* **WORK REQUIRED**: Each entry below is to be given again word for word, with no pictures.

——————

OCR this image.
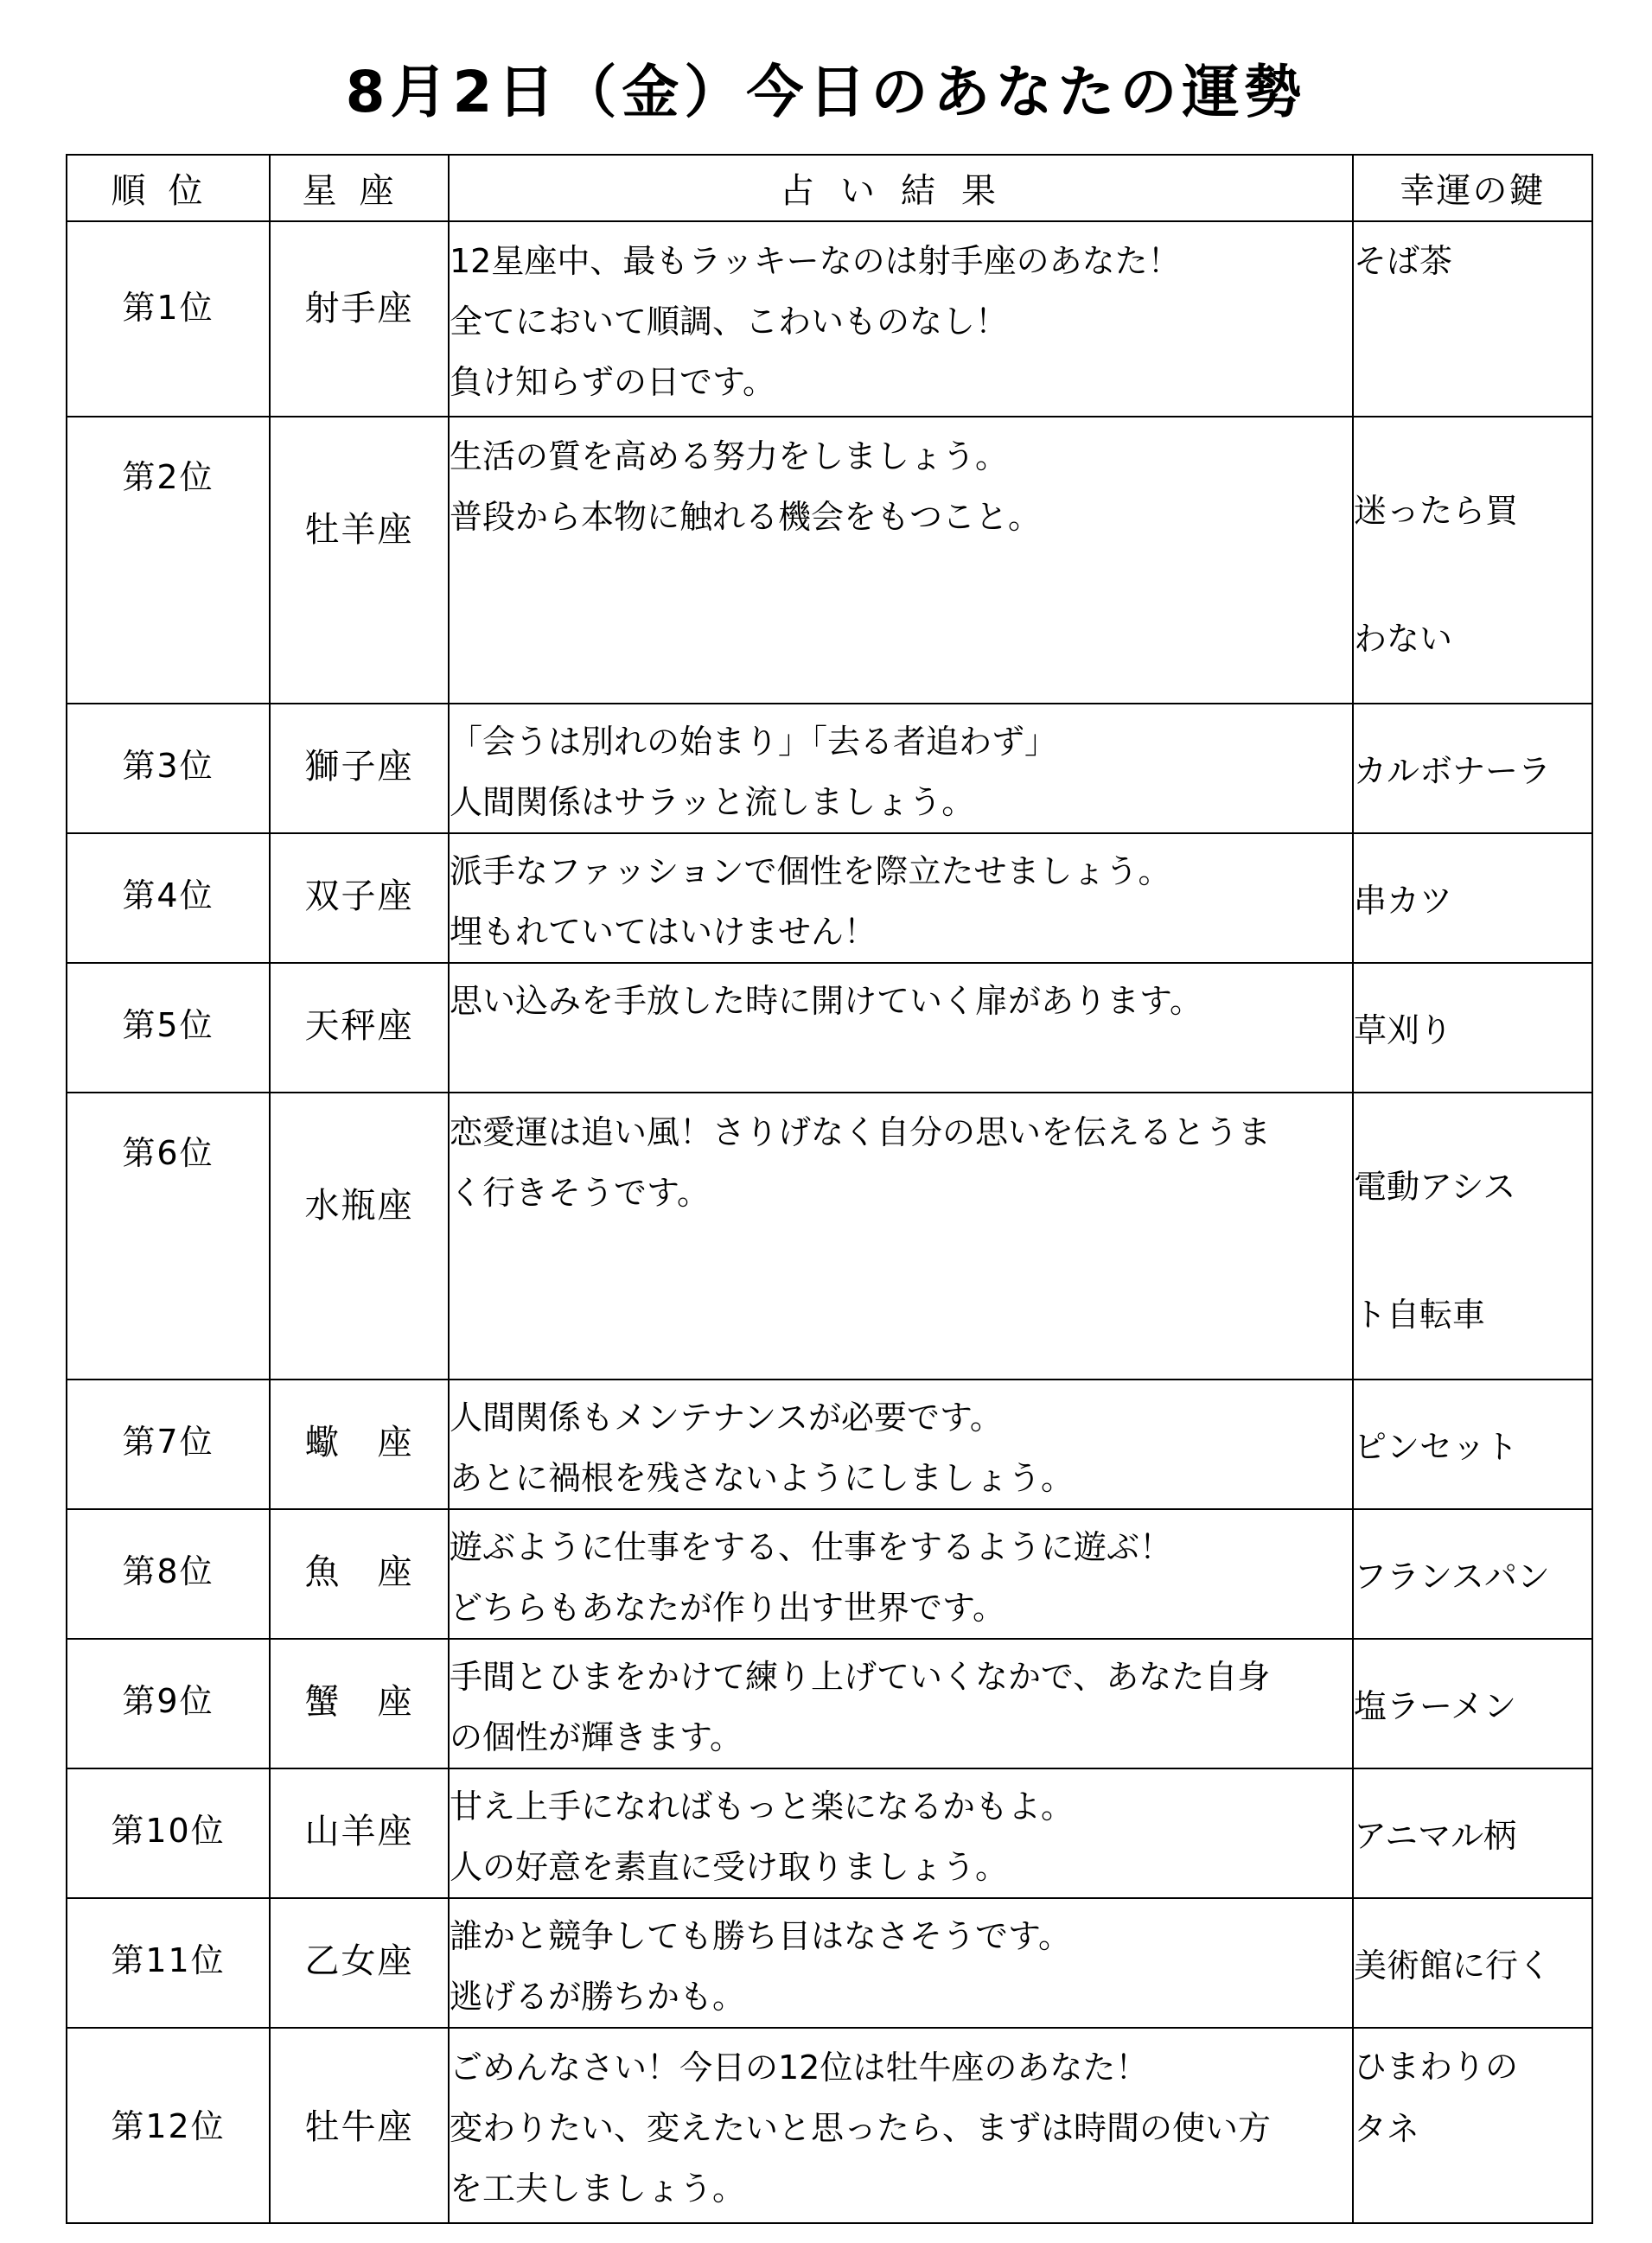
8月2日（金）今日のあなたの運勢
順位	星座	占い結果	幸運の鍵
第1位	射手座	12星座中、最もラッキーなのは射手座のあなた！
全てにおいて順調、こわいものなし！
負け知らずの日です。	そば茶

第2位	牡羊座	生活の質を高める努力をしましょう。
普段から本物に触れる機会をもつこと。	迷ったら買
わない

第3位	獅子座	「会うは別れの始まり」「去る者追わず」
人間関係はサラッと流しましょう。	カルボナーラ

第4位	双子座	派手なファッションで個性を際立たせましょう。
埋もれていてはいけません！	串カツ

第5位	天秤座	思い込みを手放した時に開けていく扉があります。	草刈り

第6位	水瓶座	恋愛運は追い風！さりげなく自分の思いを伝えるとうま
く行きそうです。	電動アシス
ト自転車

第7位	蠍　座	人間関係もメンテナンスが必要です。
あとに禍根を残さないようにしましょう。	ピンセット

第8位	魚　座	遊ぶように仕事をする、仕事をするように遊ぶ！
どちらもあなたが作り出す世界です。	フランスパン

第9位	蟹　座	手間とひまをかけて練り上げていくなかで、あなた自身
の個性が輝きます。	塩ラーメン

第10位	山羊座	甘え上手になればもっと楽になるかもよ。
人の好意を素直に受け取りましょう。	アニマル柄

第11位	乙女座	誰かと競争しても勝ち目はなさそうです。
逃げるが勝ちかも。	美術館に行く

第12位	牡牛座	ごめんなさい！今日の12位は牡牛座のあなた！
変わりたい、変えたいと思ったら、まずは時間の使い方
を工夫しましょう。	ひまわりの
タネ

——————

* **REPLY TO THE TASK**:
OCR this image.
8月2日（金）今日のあなたの運勢
順位	星座	占い結果	幸運の鍵
第1位	射手座	12星座中、最もラッキーなのは射手座のあなた！
全てにおいて順調、こわいものなし！
負け知らずの日です。	そば茶

第2位	牡羊座	生活の質を高める努力をしましょう。
普段から本物に触れる機会をもつこと。	迷ったら買
わない

第3位	獅子座	「会うは別れの始まり」「去る者追わず」
人間関係はサラッと流しましょう。	カルボナーラ

第4位	双子座	派手なファッションで個性を際立たせましょう。
埋もれていてはいけません！	串カツ

第5位	天秤座	思い込みを手放した時に開けていく扉があります。	草刈り

第6位	水瓶座	恋愛運は追い風！さりげなく自分の思いを伝えるとうま
く行きそうです。	電動アシス
ト自転車

第7位	蠍　座	人間関係もメンテナンスが必要です。
あとに禍根を残さないようにしましょう。	ピンセット

第8位	魚　座	遊ぶように仕事をする、仕事をするように遊ぶ！
どちらもあなたが作り出す世界です。	フランスパン

第9位	蟹　座	手間とひまをかけて練り上げていくなかで、あなた自身
の個性が輝きます。	塩ラーメン

第10位	山羊座	甘え上手になればもっと楽になるかもよ。
人の好意を素直に受け取りましょう。	アニマル柄

第11位	乙女座	誰かと競争しても勝ち目はなさそうです。
逃げるが勝ちかも。	美術館に行く

第12位	牡牛座	ごめんなさい！今日の12位は牡牛座のあなた！
変わりたい、変えたいと思ったら、まずは時間の使い方
を工夫しましょう。	ひまわりの
タネ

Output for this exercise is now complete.